Written problem: Please quote the material exactly, every line of it.

Figure record extracts
◆ ◆ ◆ ◆ ◆
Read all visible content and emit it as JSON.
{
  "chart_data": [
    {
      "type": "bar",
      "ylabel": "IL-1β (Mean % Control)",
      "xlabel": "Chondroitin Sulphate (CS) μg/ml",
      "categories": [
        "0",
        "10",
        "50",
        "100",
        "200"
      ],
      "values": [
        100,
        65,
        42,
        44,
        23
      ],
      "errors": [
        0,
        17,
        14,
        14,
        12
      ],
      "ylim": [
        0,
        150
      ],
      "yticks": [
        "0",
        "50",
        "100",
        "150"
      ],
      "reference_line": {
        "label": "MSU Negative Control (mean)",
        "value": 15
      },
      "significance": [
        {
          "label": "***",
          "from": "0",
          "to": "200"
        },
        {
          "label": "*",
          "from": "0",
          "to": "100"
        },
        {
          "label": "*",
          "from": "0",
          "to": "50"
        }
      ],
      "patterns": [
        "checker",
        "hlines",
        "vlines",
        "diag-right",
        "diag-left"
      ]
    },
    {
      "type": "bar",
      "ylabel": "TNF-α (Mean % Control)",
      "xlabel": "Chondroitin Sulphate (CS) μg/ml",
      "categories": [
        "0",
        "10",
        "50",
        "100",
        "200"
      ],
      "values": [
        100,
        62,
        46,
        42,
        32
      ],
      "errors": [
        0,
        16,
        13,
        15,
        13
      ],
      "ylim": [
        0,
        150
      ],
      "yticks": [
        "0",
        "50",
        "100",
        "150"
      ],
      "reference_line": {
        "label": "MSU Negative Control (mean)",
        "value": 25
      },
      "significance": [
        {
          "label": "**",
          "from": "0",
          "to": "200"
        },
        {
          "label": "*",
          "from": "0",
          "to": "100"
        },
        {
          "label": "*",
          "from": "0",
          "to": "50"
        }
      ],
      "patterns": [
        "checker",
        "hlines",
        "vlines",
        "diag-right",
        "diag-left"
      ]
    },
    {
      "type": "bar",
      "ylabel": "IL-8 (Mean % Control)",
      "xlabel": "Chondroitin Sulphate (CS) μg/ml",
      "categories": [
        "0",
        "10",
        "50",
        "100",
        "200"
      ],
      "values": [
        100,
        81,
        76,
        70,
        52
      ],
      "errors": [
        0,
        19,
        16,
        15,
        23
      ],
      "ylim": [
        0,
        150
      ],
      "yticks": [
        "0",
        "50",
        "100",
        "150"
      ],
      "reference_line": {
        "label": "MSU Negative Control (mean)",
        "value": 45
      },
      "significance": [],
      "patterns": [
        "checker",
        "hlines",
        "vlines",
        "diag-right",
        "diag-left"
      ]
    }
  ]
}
◆ ◆ ◆ ◆ ◆
Solution to this task:
Read all visible content and emit it as JSON.
{
  "chart_data": [
    {
      "type": "bar",
      "ylabel": "IL-1β (Mean % Control)",
      "xlabel": "Chondroitin Sulphate (CS) μg/ml",
      "categories": [
        "0",
        "10",
        "50",
        "100",
        "200"
      ],
      "values": [
        100,
        65,
        42,
        44,
        23
      ],
      "errors": [
        0,
        17,
        14,
        14,
        12
      ],
      "ylim": [
        0,
        150
      ],
      "yticks": [
        "0",
        "50",
        "100",
        "150"
      ],
      "reference_line": {
        "label": "MSU Negative Control (mean)",
        "value": 15
      },
      "significance": [
        {
          "label": "***",
          "from": "0",
          "to": "200"
        },
        {
          "label": "*",
          "from": "0",
          "to": "100"
        },
        {
          "label": "*",
          "from": "0",
          "to": "50"
        }
      ],
      "patterns": [
        "checker",
        "hlines",
        "vlines",
        "diag-right",
        "diag-left"
      ]
    },
    {
      "type": "bar",
      "ylabel": "TNF-α (Mean % Control)",
      "xlabel": "Chondroitin Sulphate (CS) μg/ml",
      "categories": [
        "0",
        "10",
        "50",
        "100",
        "200"
      ],
      "values": [
        100,
        62,
        46,
        42,
        32
      ],
      "errors": [
        0,
        16,
        13,
        15,
        13
      ],
      "ylim": [
        0,
        150
      ],
      "yticks": [
        "0",
        "50",
        "100",
        "150"
      ],
      "reference_line": {
        "label": "MSU Negative Control (mean)",
        "value": 25
      },
      "significance": [
        {
          "label": "**",
          "from": "0",
          "to": "200"
        },
        {
          "label": "*",
          "from": "0",
          "to": "100"
        },
        {
          "label": "*",
          "from": "0",
          "to": "50"
        }
      ],
      "patterns": [
        "checker",
        "hlines",
        "vlines",
        "diag-right",
        "diag-left"
      ]
    },
    {
      "type": "bar",
      "ylabel": "IL-8 (Mean % Control)",
      "xlabel": "Chondroitin Sulphate (CS) μg/ml",
      "categories": [
        "0",
        "10",
        "50",
        "100",
        "200"
      ],
      "values": [
        100,
        81,
        76,
        70,
        52
      ],
      "errors": [
        0,
        19,
        16,
        15,
        23
      ],
      "ylim": [
        0,
        150
      ],
      "yticks": [
        "0",
        "50",
        "100",
        "150"
      ],
      "reference_line": {
        "label": "MSU Negative Control (mean)",
        "value": 45
      },
      "significance": [],
      "patterns": [
        "checker",
        "hlines",
        "vlines",
        "diag-right",
        "diag-left"
      ]
    }
  ]
}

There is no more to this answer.